# Instructions to follow:
Arrange every line of the records below as a Markdown table with the columns "Row" and "Line". Number each row, skip blank lines, and leave the pictures out.

# Provided data:
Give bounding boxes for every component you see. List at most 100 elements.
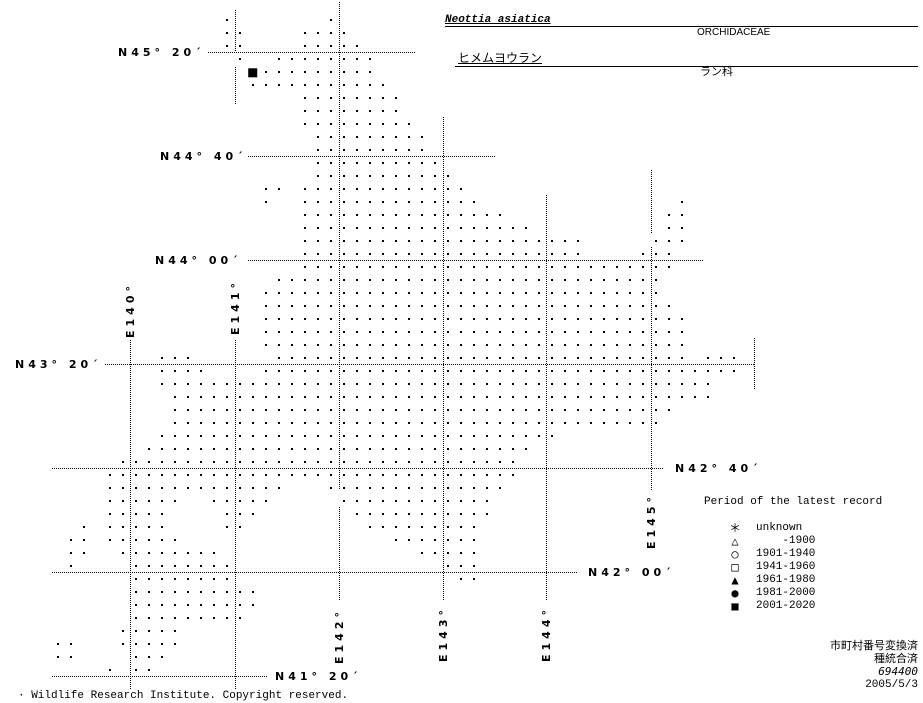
mesh-dot (291, 396, 293, 398)
mesh-dot (330, 201, 332, 203)
mesh-dot (343, 97, 345, 99)
mesh-dot (213, 435, 215, 437)
mesh-dot (148, 552, 150, 554)
mesh-dot (460, 240, 462, 242)
mesh-dot (603, 370, 605, 372)
mesh-dot (538, 383, 540, 385)
mesh-dot (226, 448, 228, 450)
mesh-dot (122, 487, 124, 489)
mesh-dot (382, 448, 384, 450)
mesh-dot (564, 318, 566, 320)
mesh-dot (343, 474, 345, 476)
mesh-dot (382, 396, 384, 398)
mesh-dot (109, 513, 111, 515)
mesh-dot (499, 227, 501, 229)
mesh-dot (577, 331, 579, 333)
mesh-dot (278, 422, 280, 424)
mesh-dot (291, 383, 293, 385)
mesh-dot (213, 617, 215, 619)
mesh-dot (603, 357, 605, 359)
mesh-dot (382, 474, 384, 476)
mesh-dot (421, 539, 423, 541)
mesh-dot (551, 253, 553, 255)
mesh-dot (421, 331, 423, 333)
mesh-dot (278, 370, 280, 372)
mesh-dot (356, 240, 358, 242)
mesh-dot (226, 474, 228, 476)
mesh-dot (590, 292, 592, 294)
mesh-dot (525, 227, 527, 229)
mesh-dot (525, 240, 527, 242)
mesh-dot (525, 292, 527, 294)
mesh-dot (512, 383, 514, 385)
mesh-dot (122, 513, 124, 515)
mesh-dot (395, 474, 397, 476)
mesh-dot (577, 305, 579, 307)
mesh-dot (551, 266, 553, 268)
mesh-dot (655, 240, 657, 242)
mesh-dot (343, 136, 345, 138)
mesh-dot (200, 435, 202, 437)
mesh-dot (161, 526, 163, 528)
mesh-dot (135, 487, 137, 489)
lat-label-44-00: N44° 00´ (155, 254, 242, 267)
mesh-dot (330, 383, 332, 385)
lon-label-144: E144° (540, 606, 553, 662)
mesh-dot (499, 461, 501, 463)
mesh-dot (304, 331, 306, 333)
mesh-dot (356, 500, 358, 502)
mesh-dot (200, 578, 202, 580)
mesh-dot (382, 318, 384, 320)
mesh-dot (174, 578, 176, 580)
mesh-dot (330, 357, 332, 359)
mesh-dot (187, 461, 189, 463)
mesh-dot (616, 318, 618, 320)
mesh-dot (109, 539, 111, 541)
mesh-dot (226, 409, 228, 411)
record-marker-2001-2020 (248, 68, 258, 78)
lon-label-142: E142° (333, 608, 346, 664)
mesh-dot (122, 552, 124, 554)
mesh-dot (460, 344, 462, 346)
mesh-dot (460, 539, 462, 541)
mesh-dot (460, 565, 462, 567)
mesh-dot (603, 383, 605, 385)
mesh-dot (434, 266, 436, 268)
mesh-dot (252, 396, 254, 398)
filled-square-icon: ■ (731, 599, 739, 613)
mesh-dot (174, 461, 176, 463)
mesh-dot (447, 552, 449, 554)
mesh-dot (213, 578, 215, 580)
mesh-dot (304, 396, 306, 398)
mesh-dot (226, 32, 228, 34)
mesh-dot (395, 214, 397, 216)
mesh-dot (239, 617, 241, 619)
mesh-dot (408, 162, 410, 164)
mesh-dot (395, 253, 397, 255)
mesh-dot (239, 58, 241, 60)
mesh-dot (421, 357, 423, 359)
mesh-dot (512, 357, 514, 359)
mesh-dot (681, 370, 683, 372)
mesh-dot (382, 240, 384, 242)
mesh-dot (460, 383, 462, 385)
mesh-dot (343, 149, 345, 151)
mesh-dot (317, 32, 319, 34)
mesh-dot (330, 474, 332, 476)
mesh-dot (460, 500, 462, 502)
mesh-dot (395, 500, 397, 502)
mesh-dot (655, 318, 657, 320)
mesh-dot (161, 370, 163, 372)
mesh-dot (278, 383, 280, 385)
mesh-dot (83, 526, 85, 528)
mesh-dot (304, 45, 306, 47)
mesh-dot (408, 370, 410, 372)
mesh-dot (252, 435, 254, 437)
mesh-dot (252, 604, 254, 606)
mesh-dot (330, 84, 332, 86)
mesh-dot (200, 448, 202, 450)
mesh-dot (447, 175, 449, 177)
mesh-dot (226, 487, 228, 489)
mesh-dot (187, 435, 189, 437)
mesh-dot (447, 318, 449, 320)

# The completed task:
| Row | Line |
|---|---|
| 1 | Give bounding boxes for every component you see. List at most 100 elements. |
| 2 | mesh-dot (291, 396, 293, 398) |
| 3 | mesh-dot (330, 201, 332, 203) |
| 4 | mesh-dot (343, 97, 345, 99) |
| 5 | mesh-dot (213, 435, 215, 437) |
| 6 | mesh-dot (148, 552, 150, 554) |
| 7 | mesh-dot (460, 240, 462, 242) |
| 8 | mesh-dot (603, 370, 605, 372) |
| 9 | mesh-dot (538, 383, 540, 385) |
| 10 | mesh-dot (226, 448, 228, 450) |
| 11 | mesh-dot (122, 487, 124, 489) |
| 12 | mesh-dot (382, 448, 384, 450) |
| 13 | mesh-dot (564, 318, 566, 320) |
| 14 | mesh-dot (343, 474, 345, 476) |
| 15 | mesh-dot (382, 396, 384, 398) |
| 16 | mesh-dot (109, 513, 111, 515) |
| 17 | mesh-dot (499, 227, 501, 229) |
| 18 | mesh-dot (577, 331, 579, 333) |
| 19 | mesh-dot (278, 422, 280, 424) |
| 20 | mesh-dot (291, 383, 293, 385) |
| 21 | mesh-dot (213, 617, 215, 619) |
| 22 | mesh-dot (603, 357, 605, 359) |
| 23 | mesh-dot (382, 474, 384, 476) |
| 24 | mesh-dot (421, 539, 423, 541) |
| 25 | mesh-dot (551, 253, 553, 255) |
| 26 | mesh-dot (421, 331, 423, 333) |
| 27 | mesh-dot (278, 370, 280, 372) |
| 28 | mesh-dot (356, 240, 358, 242) |
| 29 | mesh-dot (226, 474, 228, 476) |
| 30 | mesh-dot (590, 292, 592, 294) |
| 31 | mesh-dot (525, 227, 527, 229) |
| 32 | mesh-dot (525, 240, 527, 242) |
| 33 | mesh-dot (525, 292, 527, 294) |
| 34 | mesh-dot (512, 383, 514, 385) |
| 35 | mesh-dot (122, 513, 124, 515) |
| 36 | mesh-dot (395, 474, 397, 476) |
| 37 | mesh-dot (577, 305, 579, 307) |
| 38 | mesh-dot (551, 266, 553, 268) |
| 39 | mesh-dot (655, 240, 657, 242) |
| 40 | mesh-dot (343, 136, 345, 138) |
| 41 | mesh-dot (200, 435, 202, 437) |
| 42 | mesh-dot (161, 526, 163, 528) |
| 43 | mesh-dot (135, 487, 137, 489) |
| 44 | lat-label-44-00: N44° 00´ (155, 254, 242, 267) |
| 45 | mesh-dot (330, 383, 332, 385) |
| 46 | lon-label-144: E144° (540, 606, 553, 662) |
| 47 | mesh-dot (499, 461, 501, 463) |
| 48 | mesh-dot (304, 331, 306, 333) |
| 49 | mesh-dot (356, 500, 358, 502) |
| 50 | mesh-dot (200, 578, 202, 580) |
| 51 | mesh-dot (382, 318, 384, 320) |
| 52 | mesh-dot (174, 578, 176, 580) |
| 53 | mesh-dot (330, 357, 332, 359) |
| 54 | mesh-dot (187, 461, 189, 463) |
| 55 | mesh-dot (616, 318, 618, 320) |
| 56 | mesh-dot (109, 539, 111, 541) |
| 57 | mesh-dot (226, 409, 228, 411) |
| 58 | record-marker-2001-2020 (248, 68, 258, 78) |
| 59 | lon-label-142: E142° (333, 608, 346, 664) |
| 60 | mesh-dot (122, 552, 124, 554) |
| 61 | mesh-dot (460, 344, 462, 346) |
| 62 | mesh-dot (460, 539, 462, 541) |
| 63 | mesh-dot (460, 565, 462, 567) |
| 64 | mesh-dot (603, 383, 605, 385) |
| 65 | mesh-dot (434, 266, 436, 268) |
| 66 | mesh-dot (252, 396, 254, 398) |
| 67 | filled-square-icon: ■ (731, 599, 739, 613) |
| 68 | mesh-dot (174, 461, 176, 463) |
| 69 | mesh-dot (447, 552, 449, 554) |
| 70 | mesh-dot (213, 578, 215, 580) |
| 71 | mesh-dot (304, 396, 306, 398) |
| 72 | mesh-dot (226, 32, 228, 34) |
| 73 | mesh-dot (395, 214, 397, 216) |
| 74 | mesh-dot (239, 617, 241, 619) |
| 75 | mesh-dot (408, 162, 410, 164) |
| 76 | mesh-dot (395, 253, 397, 255) |
| 77 | mesh-dot (239, 58, 241, 60) |
| 78 | mesh-dot (421, 357, 423, 359) |
| 79 | mesh-dot (512, 357, 514, 359) |
| 80 | mesh-dot (681, 370, 683, 372) |
| 81 | mesh-dot (382, 240, 384, 242) |
| 82 | mesh-dot (460, 383, 462, 385) |
| 83 | mesh-dot (343, 149, 345, 151) |
| 84 | mesh-dot (317, 32, 319, 34) |
| 85 | mesh-dot (330, 474, 332, 476) |
| 86 | mesh-dot (460, 500, 462, 502) |
| 87 | mesh-dot (395, 500, 397, 502) |
| 88 | mesh-dot (655, 318, 657, 320) |
| 89 | mesh-dot (161, 370, 163, 372) |
| 90 | mesh-dot (278, 383, 280, 385) |
| 91 | mesh-dot (83, 526, 85, 528) |
| 92 | mesh-dot (304, 45, 306, 47) |
| 93 | mesh-dot (408, 370, 410, 372) |
| 94 | mesh-dot (252, 435, 254, 437) |
| 95 | mesh-dot (252, 604, 254, 606) |
| 96 | mesh-dot (330, 84, 332, 86) |
| 97 | mesh-dot (200, 448, 202, 450) |
| 98 | mesh-dot (447, 175, 449, 177) |
| 99 | mesh-dot (226, 487, 228, 489) |
| 100 | mesh-dot (187, 435, 189, 437) |
| 101 | mesh-dot (447, 318, 449, 320) |